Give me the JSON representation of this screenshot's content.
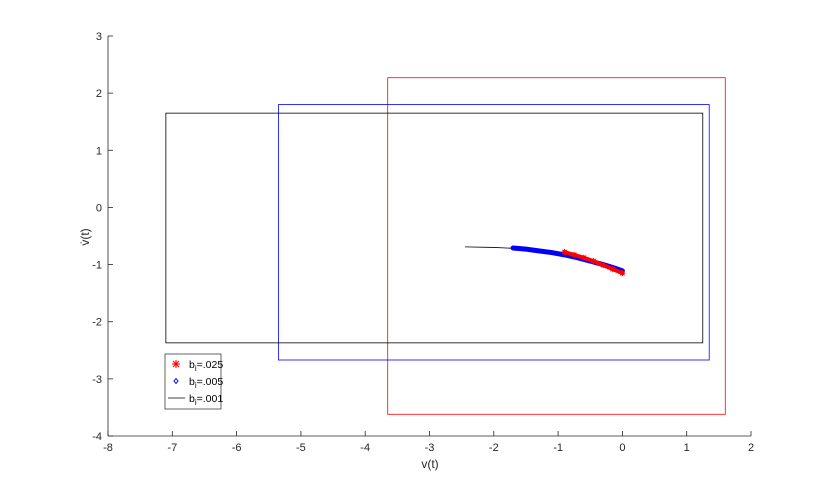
{
  "chart_data": {
    "type": "line",
    "xlabel": "v(t)",
    "ylabel": "v̇(t)",
    "xlim": [
      -8,
      2
    ],
    "ylim": [
      -4,
      3
    ],
    "xticks": [
      "-8",
      "-7",
      "-6",
      "-5",
      "-4",
      "-3",
      "-2",
      "-1",
      "0",
      "1",
      "2"
    ],
    "yticks": [
      "-4",
      "-3",
      "-2",
      "-1",
      "0",
      "1",
      "2",
      "3"
    ],
    "grid": false,
    "legend_position": "bottom-left",
    "series": [
      {
        "name": "b_i=.025",
        "legend_base": "b",
        "legend_sub": "i",
        "legend_rest": "=.025",
        "color": "#ff0000",
        "marker": "asterisk",
        "box": {
          "x": [
            -3.65,
            1.6
          ],
          "y": [
            -3.62,
            2.27
          ]
        },
        "x": [
          -0.9,
          -0.75,
          -0.6,
          -0.45,
          -0.3,
          -0.15,
          0.0
        ],
        "y": [
          -0.78,
          -0.83,
          -0.88,
          -0.94,
          -1.01,
          -1.08,
          -1.15
        ]
      },
      {
        "name": "b_i=.005",
        "legend_base": "b",
        "legend_sub": "i",
        "legend_rest": "=.005",
        "color": "#0000ff",
        "marker": "diamond",
        "box": {
          "x": [
            -5.35,
            1.35
          ],
          "y": [
            -2.67,
            1.8
          ]
        },
        "x": [
          -1.7,
          -1.5,
          -1.3,
          -1.1,
          -0.9,
          -0.7,
          -0.5,
          -0.3,
          -0.1,
          0.0
        ],
        "y": [
          -0.71,
          -0.73,
          -0.76,
          -0.79,
          -0.83,
          -0.88,
          -0.94,
          -1.0,
          -1.07,
          -1.11
        ]
      },
      {
        "name": "b_i=.001",
        "legend_base": "b",
        "legend_sub": "i",
        "legend_rest": "=.001",
        "color": "#000000",
        "marker": "none",
        "box": {
          "x": [
            -7.1,
            1.25
          ],
          "y": [
            -2.37,
            1.65
          ]
        },
        "x": [
          -2.45,
          -2.0,
          -1.6,
          -1.2,
          -0.8,
          -0.4,
          0.0
        ],
        "y": [
          -0.69,
          -0.7,
          -0.72,
          -0.76,
          -0.83,
          -0.94,
          -1.1
        ]
      }
    ]
  }
}
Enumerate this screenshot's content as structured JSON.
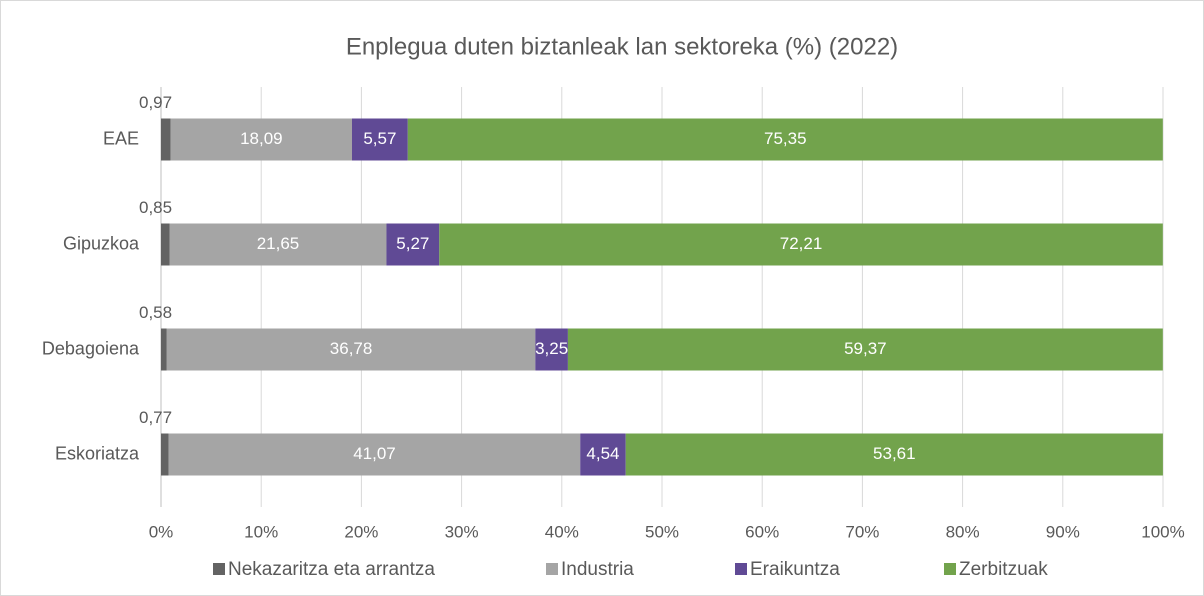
{
  "chart_data": {
    "type": "stacked-bar-horizontal",
    "title": "Enplegua duten biztanleak lan sektoreka (%) (2022)",
    "categories": [
      "EAE",
      "Gipuzkoa",
      "Debagoiena",
      "Eskoriatza"
    ],
    "series": [
      {
        "name": "Nekazaritza eta arrantza",
        "color": "#636363",
        "values": [
          0.97,
          0.85,
          0.58,
          0.77
        ],
        "value_labels": [
          "0,97",
          "0,85",
          "0,58",
          "0,77"
        ]
      },
      {
        "name": "Industria",
        "color": "#a5a5a5",
        "values": [
          18.09,
          21.65,
          36.78,
          41.07
        ],
        "value_labels": [
          "18,09",
          "21,65",
          "36,78",
          "41,07"
        ]
      },
      {
        "name": "Eraikuntza",
        "color": "#604a95",
        "values": [
          5.57,
          5.27,
          3.25,
          4.54
        ],
        "value_labels": [
          "5,57",
          "5,27",
          "3,25",
          "4,54"
        ]
      },
      {
        "name": "Zerbitzuak",
        "color": "#72a34c",
        "values": [
          75.35,
          72.21,
          59.37,
          53.61
        ],
        "value_labels": [
          "75,35",
          "72,21",
          "59,37",
          "53,61"
        ]
      }
    ],
    "xlim": [
      0,
      100
    ],
    "xticks": [
      {
        "value": 0,
        "label": "0%"
      },
      {
        "value": 10,
        "label": "10%"
      },
      {
        "value": 20,
        "label": "20%"
      },
      {
        "value": 30,
        "label": "30%"
      },
      {
        "value": 40,
        "label": "40%"
      },
      {
        "value": 50,
        "label": "50%"
      },
      {
        "value": 60,
        "label": "60%"
      },
      {
        "value": 70,
        "label": "70%"
      },
      {
        "value": 80,
        "label": "80%"
      },
      {
        "value": 90,
        "label": "90%"
      },
      {
        "value": 100,
        "label": "100%"
      }
    ],
    "grid": true,
    "legend": "bottom"
  }
}
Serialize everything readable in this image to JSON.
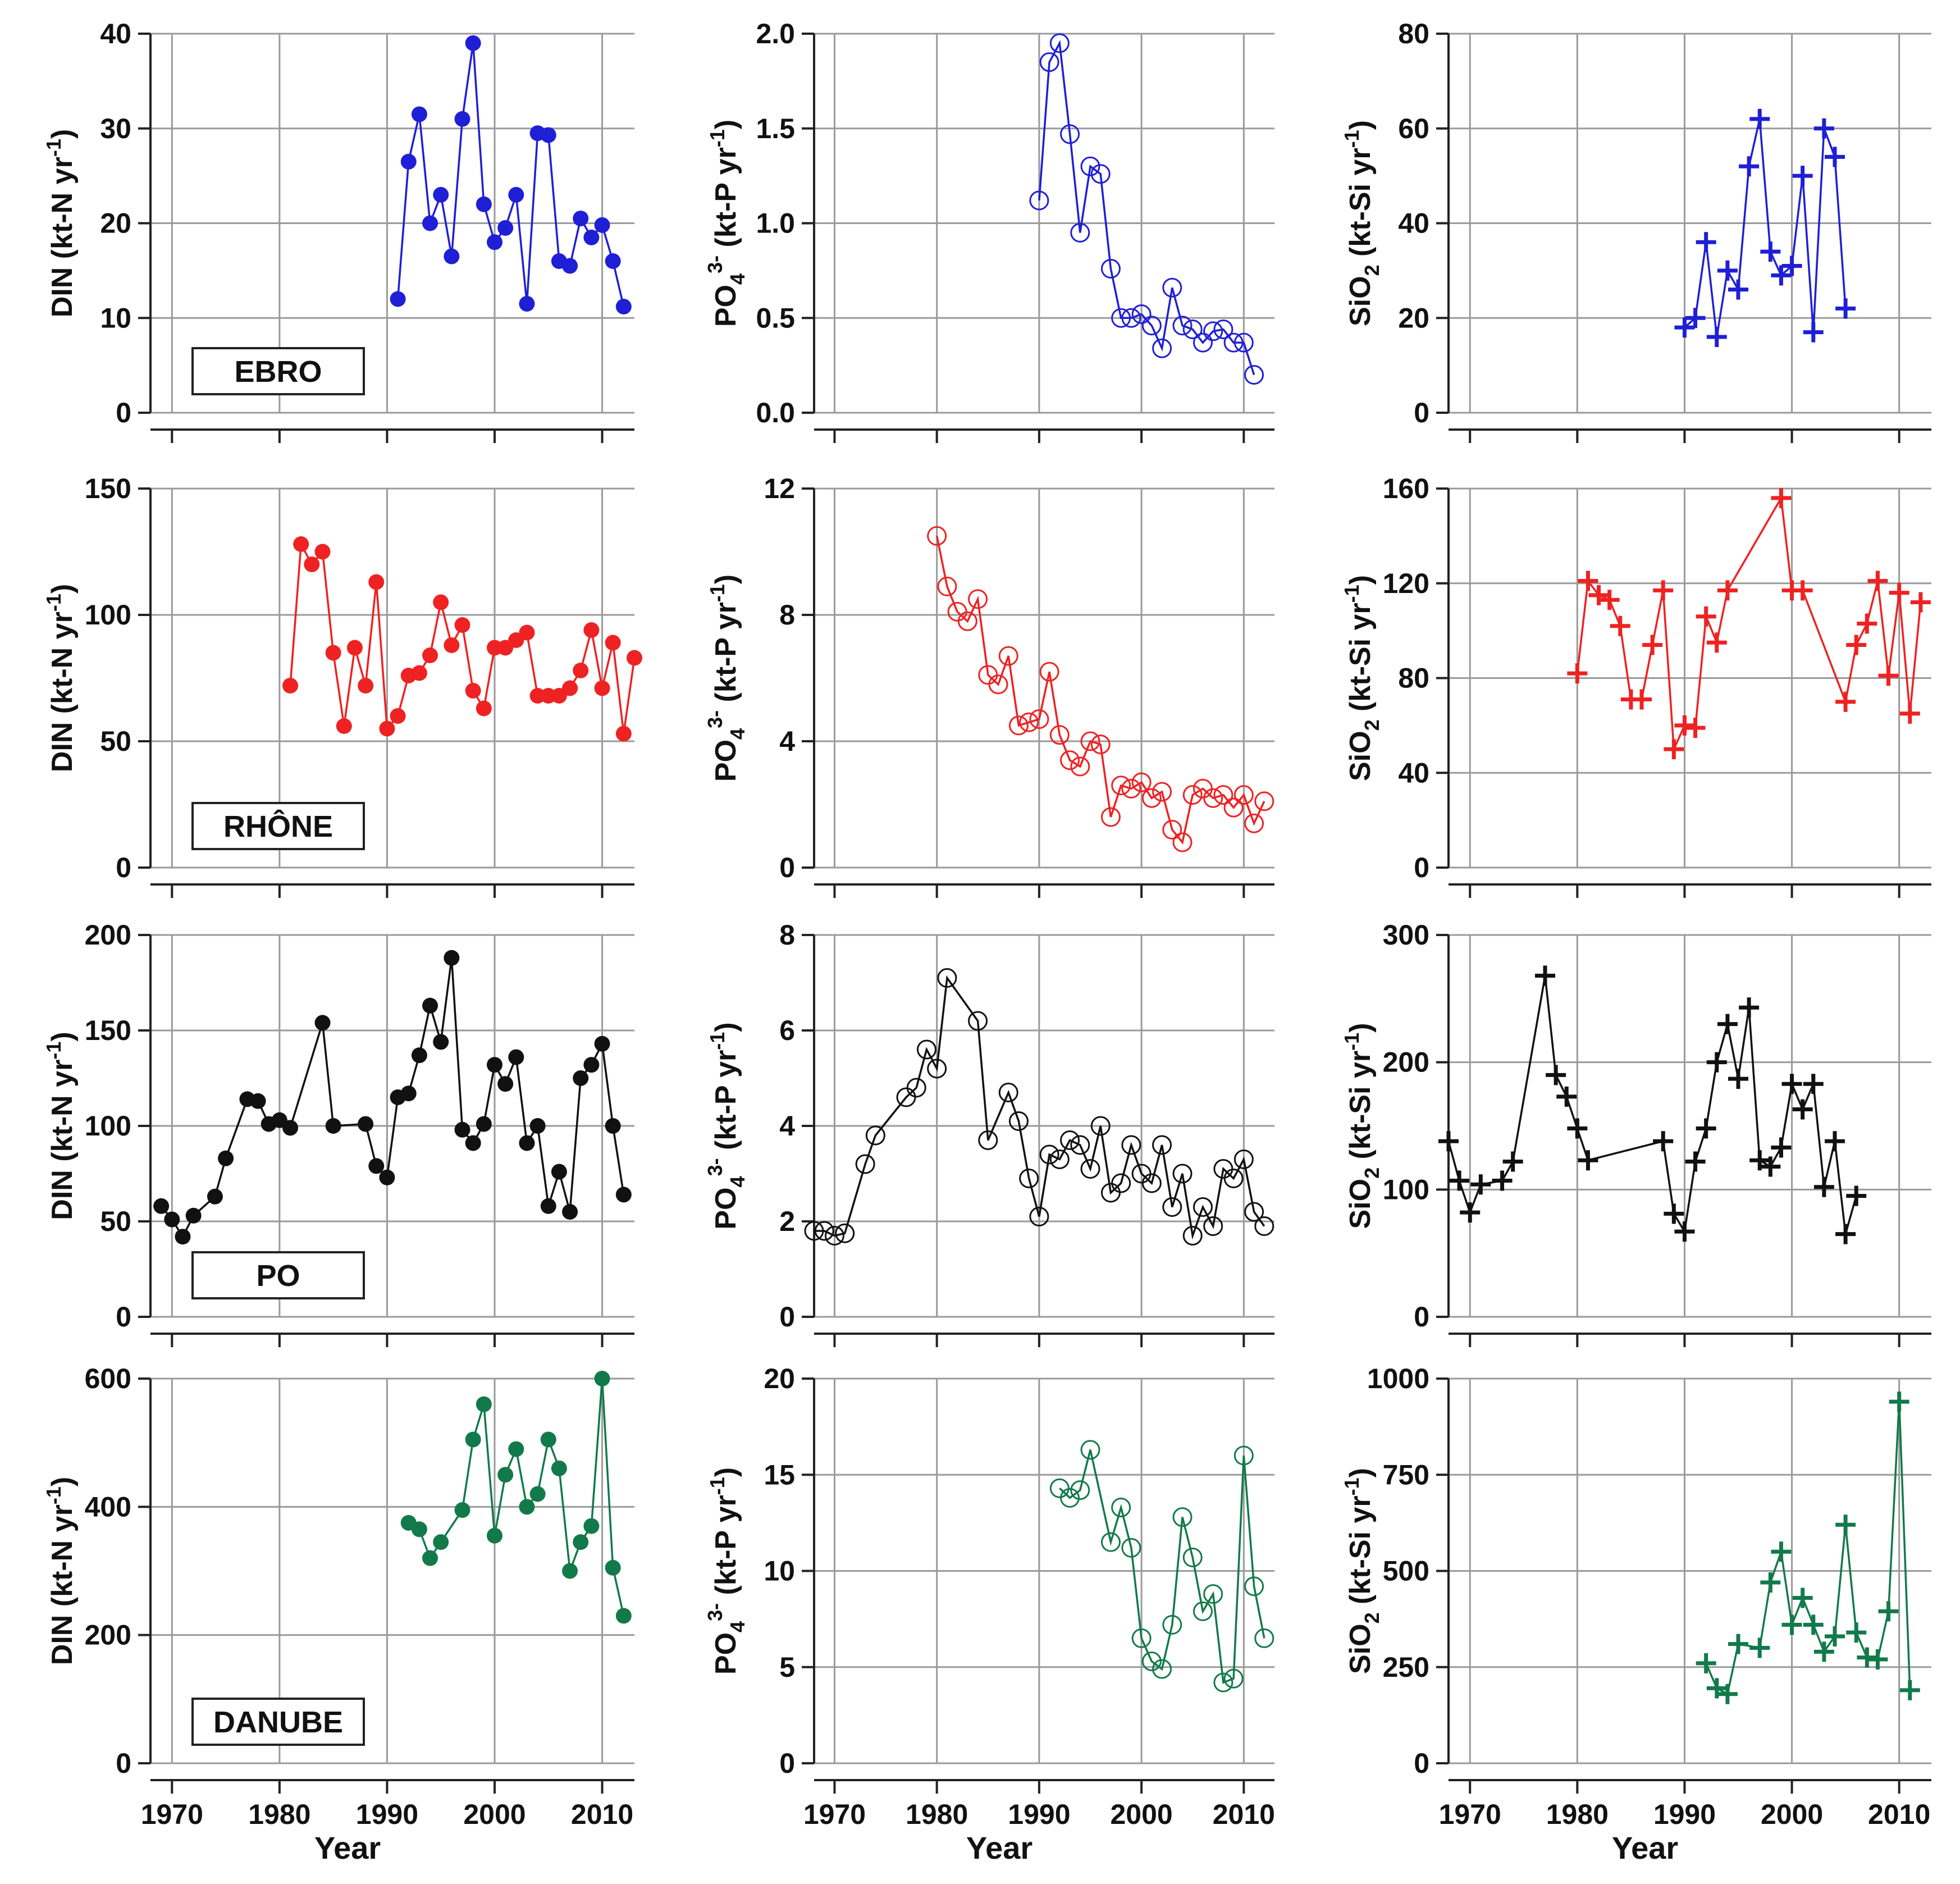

###

* _Aim_: Output an exact copy of the material, with the pictures removed.

* _Written reply_:
Give me the JSON representation of this screenshot's content.
{
  "chart_data": {
    "type": "line",
    "xlabel": "v(t)",
    "ylabel": "v̇(t)",
    "xlim": [
      -8,
      2
    ],
    "ylim": [
      -4,
      3
    ],
    "xticks": [
      "-8",
      "-7",
      "-6",
      "-5",
      "-4",
      "-3",
      "-2",
      "-1",
      "0",
      "1",
      "2"
    ],
    "yticks": [
      "-4",
      "-3",
      "-2",
      "-1",
      "0",
      "1",
      "2",
      "3"
    ],
    "grid": false,
    "legend_position": "bottom-left",
    "series": [
      {
        "name": "b_i=.025",
        "legend_base": "b",
        "legend_sub": "i",
        "legend_rest": "=.025",
        "color": "#ff0000",
        "marker": "asterisk",
        "box": {
          "x": [
            -3.65,
            1.6
          ],
          "y": [
            -3.62,
            2.27
          ]
        },
        "x": [
          -0.9,
          -0.75,
          -0.6,
          -0.45,
          -0.3,
          -0.15,
          0.0
        ],
        "y": [
          -0.78,
          -0.83,
          -0.88,
          -0.94,
          -1.01,
          -1.08,
          -1.15
        ]
      },
      {
        "name": "b_i=.005",
        "legend_base": "b",
        "legend_sub": "i",
        "legend_rest": "=.005",
        "color": "#0000ff",
        "marker": "diamond",
        "box": {
          "x": [
            -5.35,
            1.35
          ],
          "y": [
            -2.67,
            1.8
          ]
        },
        "x": [
          -1.7,
          -1.5,
          -1.3,
          -1.1,
          -0.9,
          -0.7,
          -0.5,
          -0.3,
          -0.1,
          0.0
        ],
        "y": [
          -0.71,
          -0.73,
          -0.76,
          -0.79,
          -0.83,
          -0.88,
          -0.94,
          -1.0,
          -1.07,
          -1.11
        ]
      },
      {
        "name": "b_i=.001",
        "legend_base": "b",
        "legend_sub": "i",
        "legend_rest": "=.001",
        "color": "#000000",
        "marker": "none",
        "box": {
          "x": [
            -7.1,
            1.25
          ],
          "y": [
            -2.37,
            1.65
          ]
        },
        "x": [
          -2.45,
          -2.0,
          -1.6,
          -1.2,
          -0.8,
          -0.4,
          0.0
        ],
        "y": [
          -0.69,
          -0.7,
          -0.72,
          -0.76,
          -0.83,
          -0.94,
          -1.1
        ]
      }
    ]
  }
}
Enumerate this screenshot's content as structured JSON.
{
  "chart_data": {
    "type": "stacked-bar-horizontal",
    "title": "Enplegua duten biztanleak lan sektoreka (%) (2022)",
    "categories": [
      "EAE",
      "Gipuzkoa",
      "Debagoiena",
      "Eskoriatza"
    ],
    "series": [
      {
        "name": "Nekazaritza eta arrantza",
        "color": "#636363",
        "values": [
          0.97,
          0.85,
          0.58,
          0.77
        ],
        "value_labels": [
          "0,97",
          "0,85",
          "0,58",
          "0,77"
        ]
      },
      {
        "name": "Industria",
        "color": "#a5a5a5",
        "values": [
          18.09,
          21.65,
          36.78,
          41.07
        ],
        "value_labels": [
          "18,09",
          "21,65",
          "36,78",
          "41,07"
        ]
      },
      {
        "name": "Eraikuntza",
        "color": "#604a95",
        "values": [
          5.57,
          5.27,
          3.25,
          4.54
        ],
        "value_labels": [
          "5,57",
          "5,27",
          "3,25",
          "4,54"
        ]
      },
      {
        "name": "Zerbitzuak",
        "color": "#72a34c",
        "values": [
          75.35,
          72.21,
          59.37,
          53.61
        ],
        "value_labels": [
          "75,35",
          "72,21",
          "59,37",
          "53,61"
        ]
      }
    ],
    "xlim": [
      0,
      100
    ],
    "xticks": [
      {
        "value": 0,
        "label": "0%"
      },
      {
        "value": 10,
        "label": "10%"
      },
      {
        "value": 20,
        "label": "20%"
      },
      {
        "value": 30,
        "label": "30%"
      },
      {
        "value": 40,
        "label": "40%"
      },
      {
        "value": 50,
        "label": "50%"
      },
      {
        "value": 60,
        "label": "60%"
      },
      {
        "value": 70,
        "label": "70%"
      },
      {
        "value": 80,
        "label": "80%"
      },
      {
        "value": 90,
        "label": "90%"
      },
      {
        "value": 100,
        "label": "100%"
      }
    ],
    "grid": true,
    "legend": "bottom"
  }
}
Serialize everything readable in this image to JSON.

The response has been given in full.